- **WHAT THE EXERCISE ASKS**: Transcribe the listing in full, excluding any pictures.

---------- DATASET RECORDS

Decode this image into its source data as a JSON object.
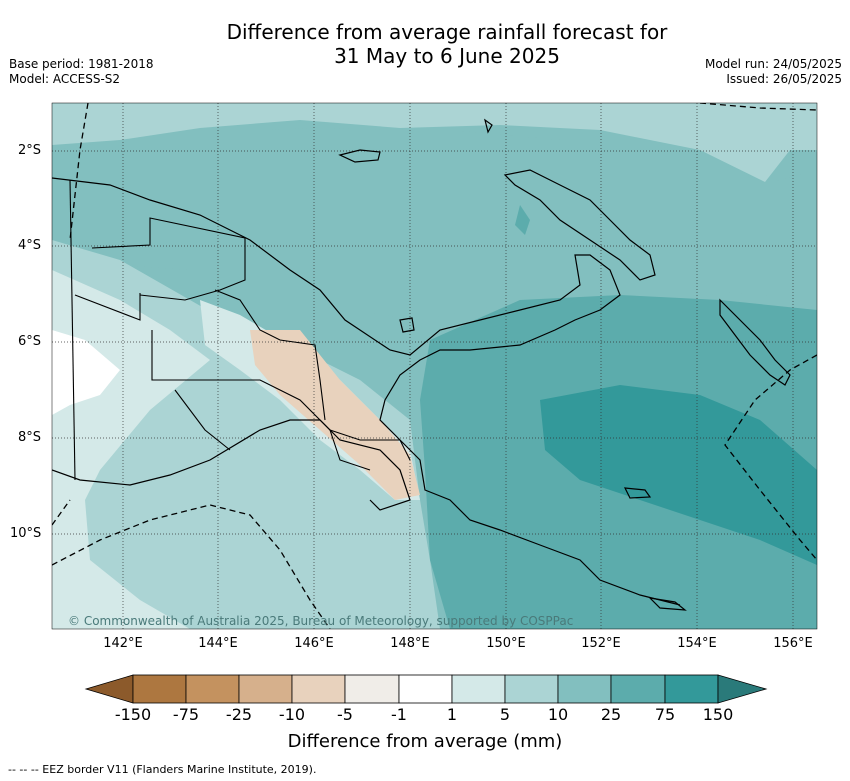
{
  "title_line1": "Difference from average rainfall forecast for",
  "title_line2": "31 May to 6 June 2025",
  "base_period": "Base period: 1981-2018",
  "model": "Model: ACCESS-S2",
  "model_run": "Model run: 24/05/2025",
  "issued": "Issued: 26/05/2025",
  "lat_labels": [
    "2°S",
    "4°S",
    "6°S",
    "8°S",
    "10°S"
  ],
  "lon_labels": [
    "142°E",
    "144°E",
    "146°E",
    "148°E",
    "150°E",
    "152°E",
    "154°E",
    "156°E"
  ],
  "copyright": "© Commonwealth of Australia 2025, Bureau of Meteorology, supported by COSPPac",
  "colorbar": {
    "ticks": [
      "-150",
      "-75",
      "-25",
      "-10",
      "-5",
      "-1",
      "1",
      "5",
      "10",
      "25",
      "75",
      "150"
    ],
    "colors": [
      "#8c5a2b",
      "#ad7740",
      "#c4925f",
      "#d6b08c",
      "#e8d2bd",
      "#f0ede8",
      "#ffffff",
      "#d4e9e8",
      "#abd4d4",
      "#82bfbf",
      "#5cacac",
      "#33999a",
      "#2a7a7a"
    ],
    "label": "Difference from average (mm)"
  },
  "footnote": "--  --  -- EEZ border V11 (Flanders Marine Institute, 2019)."
}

--------------------

- **OUTPUT**:
Decode this image into its source data as a JSON object.
{
  "title_line1": "Difference from average rainfall forecast for",
  "title_line2": "31 May to 6 June 2025",
  "base_period": "Base period: 1981-2018",
  "model": "Model: ACCESS-S2",
  "model_run": "Model run: 24/05/2025",
  "issued": "Issued: 26/05/2025",
  "lat_labels": [
    "2°S",
    "4°S",
    "6°S",
    "8°S",
    "10°S"
  ],
  "lon_labels": [
    "142°E",
    "144°E",
    "146°E",
    "148°E",
    "150°E",
    "152°E",
    "154°E",
    "156°E"
  ],
  "copyright": "© Commonwealth of Australia 2025, Bureau of Meteorology, supported by COSPPac",
  "colorbar": {
    "ticks": [
      "-150",
      "-75",
      "-25",
      "-10",
      "-5",
      "-1",
      "1",
      "5",
      "10",
      "25",
      "75",
      "150"
    ],
    "colors": [
      "#8c5a2b",
      "#ad7740",
      "#c4925f",
      "#d6b08c",
      "#e8d2bd",
      "#f0ede8",
      "#ffffff",
      "#d4e9e8",
      "#abd4d4",
      "#82bfbf",
      "#5cacac",
      "#33999a",
      "#2a7a7a"
    ],
    "label": "Difference from average (mm)"
  },
  "footnote": "--  --  -- EEZ border V11 (Flanders Marine Institute, 2019)."
}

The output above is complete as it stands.